-- MATERIAL TO PROCESS --

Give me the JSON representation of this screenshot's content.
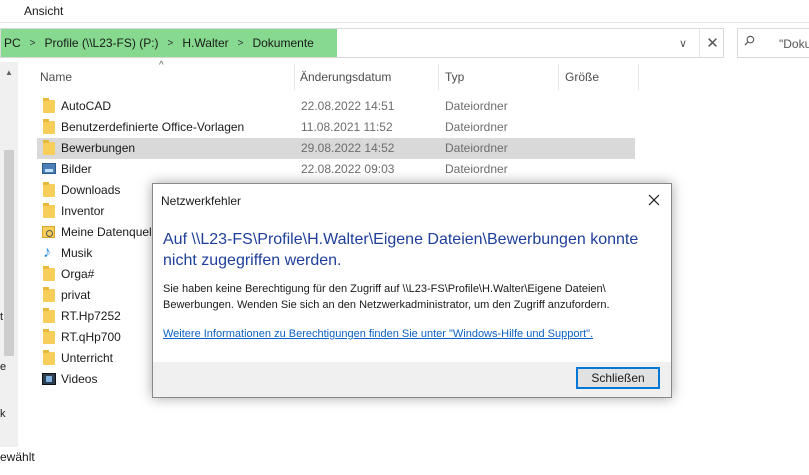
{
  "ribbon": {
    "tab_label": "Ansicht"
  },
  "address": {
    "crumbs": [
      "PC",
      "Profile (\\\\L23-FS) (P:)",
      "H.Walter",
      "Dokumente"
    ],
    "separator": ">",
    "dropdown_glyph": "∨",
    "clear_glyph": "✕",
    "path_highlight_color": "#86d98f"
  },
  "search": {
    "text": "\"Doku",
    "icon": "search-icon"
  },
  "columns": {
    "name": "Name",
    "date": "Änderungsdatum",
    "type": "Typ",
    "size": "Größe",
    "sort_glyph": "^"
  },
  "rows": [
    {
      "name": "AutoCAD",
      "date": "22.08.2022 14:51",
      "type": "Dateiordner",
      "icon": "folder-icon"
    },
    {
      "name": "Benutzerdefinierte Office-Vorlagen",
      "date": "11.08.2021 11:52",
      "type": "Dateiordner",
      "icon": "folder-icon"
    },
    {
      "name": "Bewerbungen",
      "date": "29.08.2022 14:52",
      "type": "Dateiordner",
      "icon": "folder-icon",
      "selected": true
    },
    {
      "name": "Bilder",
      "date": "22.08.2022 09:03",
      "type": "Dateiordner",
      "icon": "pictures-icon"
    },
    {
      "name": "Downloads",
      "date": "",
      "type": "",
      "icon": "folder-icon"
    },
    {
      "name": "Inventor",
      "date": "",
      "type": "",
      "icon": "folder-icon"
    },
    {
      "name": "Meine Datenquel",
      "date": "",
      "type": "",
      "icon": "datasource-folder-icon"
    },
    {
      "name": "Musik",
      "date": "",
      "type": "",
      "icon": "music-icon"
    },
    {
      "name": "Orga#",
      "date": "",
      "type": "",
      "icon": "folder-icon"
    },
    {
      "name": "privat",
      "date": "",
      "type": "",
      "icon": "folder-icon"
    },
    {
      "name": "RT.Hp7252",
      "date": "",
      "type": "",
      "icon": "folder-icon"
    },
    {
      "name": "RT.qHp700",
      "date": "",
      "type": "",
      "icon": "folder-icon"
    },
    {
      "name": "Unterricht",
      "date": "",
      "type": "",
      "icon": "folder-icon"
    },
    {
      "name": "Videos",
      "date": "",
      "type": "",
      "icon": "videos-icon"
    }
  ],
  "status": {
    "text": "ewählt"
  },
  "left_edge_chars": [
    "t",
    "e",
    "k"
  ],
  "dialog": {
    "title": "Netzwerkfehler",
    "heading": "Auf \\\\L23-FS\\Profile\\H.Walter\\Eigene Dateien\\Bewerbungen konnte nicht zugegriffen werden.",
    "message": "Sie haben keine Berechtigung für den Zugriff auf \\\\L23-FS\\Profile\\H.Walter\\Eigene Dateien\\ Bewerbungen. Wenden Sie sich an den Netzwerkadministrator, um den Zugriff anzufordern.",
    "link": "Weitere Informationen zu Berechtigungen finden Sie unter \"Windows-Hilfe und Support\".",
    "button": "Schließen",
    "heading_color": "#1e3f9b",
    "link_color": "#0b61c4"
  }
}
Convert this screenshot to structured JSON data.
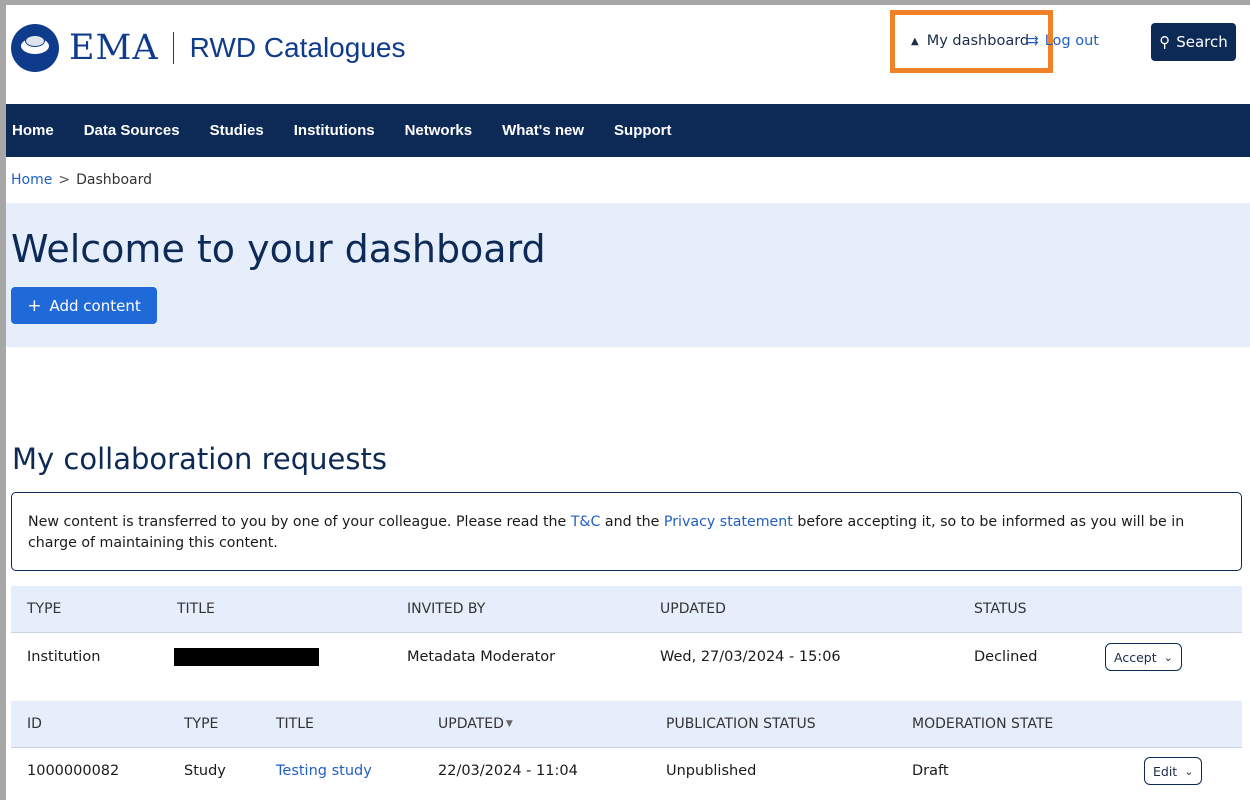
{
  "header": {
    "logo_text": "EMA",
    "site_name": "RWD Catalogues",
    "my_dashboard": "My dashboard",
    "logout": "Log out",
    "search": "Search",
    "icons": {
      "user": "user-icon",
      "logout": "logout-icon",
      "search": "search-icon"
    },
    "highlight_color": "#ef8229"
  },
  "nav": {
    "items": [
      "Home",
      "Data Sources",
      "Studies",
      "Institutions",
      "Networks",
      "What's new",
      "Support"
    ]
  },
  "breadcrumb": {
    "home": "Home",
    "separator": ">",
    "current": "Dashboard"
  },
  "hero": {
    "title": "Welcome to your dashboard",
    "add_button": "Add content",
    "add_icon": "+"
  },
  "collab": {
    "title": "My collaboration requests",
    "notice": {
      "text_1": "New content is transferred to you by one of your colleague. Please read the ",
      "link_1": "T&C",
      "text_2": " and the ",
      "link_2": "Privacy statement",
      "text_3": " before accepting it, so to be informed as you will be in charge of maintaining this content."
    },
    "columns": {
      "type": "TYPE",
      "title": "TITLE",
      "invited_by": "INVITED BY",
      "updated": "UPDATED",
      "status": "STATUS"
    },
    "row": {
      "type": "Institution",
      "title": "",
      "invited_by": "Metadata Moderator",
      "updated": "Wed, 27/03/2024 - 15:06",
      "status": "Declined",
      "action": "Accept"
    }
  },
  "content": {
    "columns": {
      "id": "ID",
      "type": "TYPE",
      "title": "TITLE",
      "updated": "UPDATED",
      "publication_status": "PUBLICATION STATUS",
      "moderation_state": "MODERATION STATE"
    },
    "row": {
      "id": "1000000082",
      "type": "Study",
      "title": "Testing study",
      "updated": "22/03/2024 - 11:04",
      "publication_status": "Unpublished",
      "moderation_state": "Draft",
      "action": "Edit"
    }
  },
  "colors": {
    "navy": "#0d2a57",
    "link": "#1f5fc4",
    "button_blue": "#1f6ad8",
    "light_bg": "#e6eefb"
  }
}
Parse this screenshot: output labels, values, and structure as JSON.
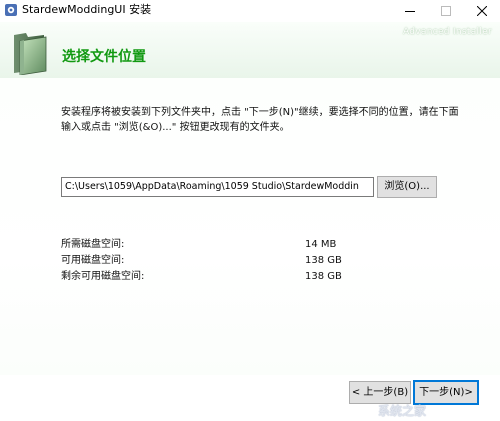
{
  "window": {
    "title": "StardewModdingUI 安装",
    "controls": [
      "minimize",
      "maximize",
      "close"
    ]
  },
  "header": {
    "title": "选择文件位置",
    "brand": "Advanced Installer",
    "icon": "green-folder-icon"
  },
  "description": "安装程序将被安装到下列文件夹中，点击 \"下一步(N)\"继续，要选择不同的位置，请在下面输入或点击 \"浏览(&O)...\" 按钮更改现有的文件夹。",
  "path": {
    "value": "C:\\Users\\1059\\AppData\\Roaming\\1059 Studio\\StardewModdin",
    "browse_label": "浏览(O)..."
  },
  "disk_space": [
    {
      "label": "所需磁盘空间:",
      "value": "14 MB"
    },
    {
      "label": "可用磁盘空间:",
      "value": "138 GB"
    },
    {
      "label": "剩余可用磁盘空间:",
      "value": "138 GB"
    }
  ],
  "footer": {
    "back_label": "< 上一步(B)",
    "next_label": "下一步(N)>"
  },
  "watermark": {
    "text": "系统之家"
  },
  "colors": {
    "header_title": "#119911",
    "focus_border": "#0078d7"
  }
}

-- DIRECTIONS FOR THIS TASK --
Write out all the entries exactly, except for the pictures.

-- RIGHT ANSWER --
Give me the JSON representation of this screenshot's content.
{
  "ribbon": {
    "tab_label": "Ansicht"
  },
  "address": {
    "crumbs": [
      "PC",
      "Profile (\\\\L23-FS) (P:)",
      "H.Walter",
      "Dokumente"
    ],
    "separator": ">",
    "dropdown_glyph": "∨",
    "clear_glyph": "✕",
    "path_highlight_color": "#86d98f"
  },
  "search": {
    "text": "\"Doku",
    "icon": "search-icon"
  },
  "columns": {
    "name": "Name",
    "date": "Änderungsdatum",
    "type": "Typ",
    "size": "Größe",
    "sort_glyph": "^"
  },
  "rows": [
    {
      "name": "AutoCAD",
      "date": "22.08.2022 14:51",
      "type": "Dateiordner",
      "icon": "folder-icon"
    },
    {
      "name": "Benutzerdefinierte Office-Vorlagen",
      "date": "11.08.2021 11:52",
      "type": "Dateiordner",
      "icon": "folder-icon"
    },
    {
      "name": "Bewerbungen",
      "date": "29.08.2022 14:52",
      "type": "Dateiordner",
      "icon": "folder-icon",
      "selected": true
    },
    {
      "name": "Bilder",
      "date": "22.08.2022 09:03",
      "type": "Dateiordner",
      "icon": "pictures-icon"
    },
    {
      "name": "Downloads",
      "date": "",
      "type": "",
      "icon": "folder-icon"
    },
    {
      "name": "Inventor",
      "date": "",
      "type": "",
      "icon": "folder-icon"
    },
    {
      "name": "Meine Datenquel",
      "date": "",
      "type": "",
      "icon": "datasource-folder-icon"
    },
    {
      "name": "Musik",
      "date": "",
      "type": "",
      "icon": "music-icon"
    },
    {
      "name": "Orga#",
      "date": "",
      "type": "",
      "icon": "folder-icon"
    },
    {
      "name": "privat",
      "date": "",
      "type": "",
      "icon": "folder-icon"
    },
    {
      "name": "RT.Hp7252",
      "date": "",
      "type": "",
      "icon": "folder-icon"
    },
    {
      "name": "RT.qHp700",
      "date": "",
      "type": "",
      "icon": "folder-icon"
    },
    {
      "name": "Unterricht",
      "date": "",
      "type": "",
      "icon": "folder-icon"
    },
    {
      "name": "Videos",
      "date": "",
      "type": "",
      "icon": "videos-icon"
    }
  ],
  "status": {
    "text": "ewählt"
  },
  "left_edge_chars": [
    "t",
    "e",
    "k"
  ],
  "dialog": {
    "title": "Netzwerkfehler",
    "heading": "Auf \\\\L23-FS\\Profile\\H.Walter\\Eigene Dateien\\Bewerbungen konnte nicht zugegriffen werden.",
    "message": "Sie haben keine Berechtigung für den Zugriff auf \\\\L23-FS\\Profile\\H.Walter\\Eigene Dateien\\ Bewerbungen. Wenden Sie sich an den Netzwerkadministrator, um den Zugriff anzufordern.",
    "link": "Weitere Informationen zu Berechtigungen finden Sie unter \"Windows-Hilfe und Support\".",
    "button": "Schließen",
    "heading_color": "#1e3f9b",
    "link_color": "#0b61c4"
  }
}
Convert this screenshot to structured JSON data.
{
  "header": {
    "logo_text": "EMA",
    "site_name": "RWD Catalogues",
    "my_dashboard": "My dashboard",
    "logout": "Log out",
    "search": "Search",
    "icons": {
      "user": "user-icon",
      "logout": "logout-icon",
      "search": "search-icon"
    },
    "highlight_color": "#ef8229"
  },
  "nav": {
    "items": [
      "Home",
      "Data Sources",
      "Studies",
      "Institutions",
      "Networks",
      "What's new",
      "Support"
    ]
  },
  "breadcrumb": {
    "home": "Home",
    "separator": ">",
    "current": "Dashboard"
  },
  "hero": {
    "title": "Welcome to your dashboard",
    "add_button": "Add content",
    "add_icon": "+"
  },
  "collab": {
    "title": "My collaboration requests",
    "notice": {
      "text_1": "New content is transferred to you by one of your colleague. Please read the ",
      "link_1": "T&C",
      "text_2": " and the ",
      "link_2": "Privacy statement",
      "text_3": " before accepting it, so to be informed as you will be in charge of maintaining this content."
    },
    "columns": {
      "type": "TYPE",
      "title": "TITLE",
      "invited_by": "INVITED BY",
      "updated": "UPDATED",
      "status": "STATUS"
    },
    "row": {
      "type": "Institution",
      "title": "",
      "invited_by": "Metadata Moderator",
      "updated": "Wed, 27/03/2024 - 15:06",
      "status": "Declined",
      "action": "Accept"
    }
  },
  "content": {
    "columns": {
      "id": "ID",
      "type": "TYPE",
      "title": "TITLE",
      "updated": "UPDATED",
      "publication_status": "PUBLICATION STATUS",
      "moderation_state": "MODERATION STATE"
    },
    "row": {
      "id": "1000000082",
      "type": "Study",
      "title": "Testing study",
      "updated": "22/03/2024 - 11:04",
      "publication_status": "Unpublished",
      "moderation_state": "Draft",
      "action": "Edit"
    }
  },
  "colors": {
    "navy": "#0d2a57",
    "link": "#1f5fc4",
    "button_blue": "#1f6ad8",
    "light_bg": "#e6eefb"
  }
}
Parse this screenshot: output labels, values, and structure as JSON.
{
  "window": {
    "title": "StardewModdingUI 安装",
    "controls": [
      "minimize",
      "maximize",
      "close"
    ]
  },
  "header": {
    "title": "选择文件位置",
    "brand": "Advanced Installer",
    "icon": "green-folder-icon"
  },
  "description": "安装程序将被安装到下列文件夹中，点击 \"下一步(N)\"继续，要选择不同的位置，请在下面输入或点击 \"浏览(&O)...\" 按钮更改现有的文件夹。",
  "path": {
    "value": "C:\\Users\\1059\\AppData\\Roaming\\1059 Studio\\StardewModdin",
    "browse_label": "浏览(O)..."
  },
  "disk_space": [
    {
      "label": "所需磁盘空间:",
      "value": "14 MB"
    },
    {
      "label": "可用磁盘空间:",
      "value": "138 GB"
    },
    {
      "label": "剩余可用磁盘空间:",
      "value": "138 GB"
    }
  ],
  "footer": {
    "back_label": "< 上一步(B)",
    "next_label": "下一步(N)>"
  },
  "watermark": {
    "text": "系统之家"
  },
  "colors": {
    "header_title": "#119911",
    "focus_border": "#0078d7"
  }
}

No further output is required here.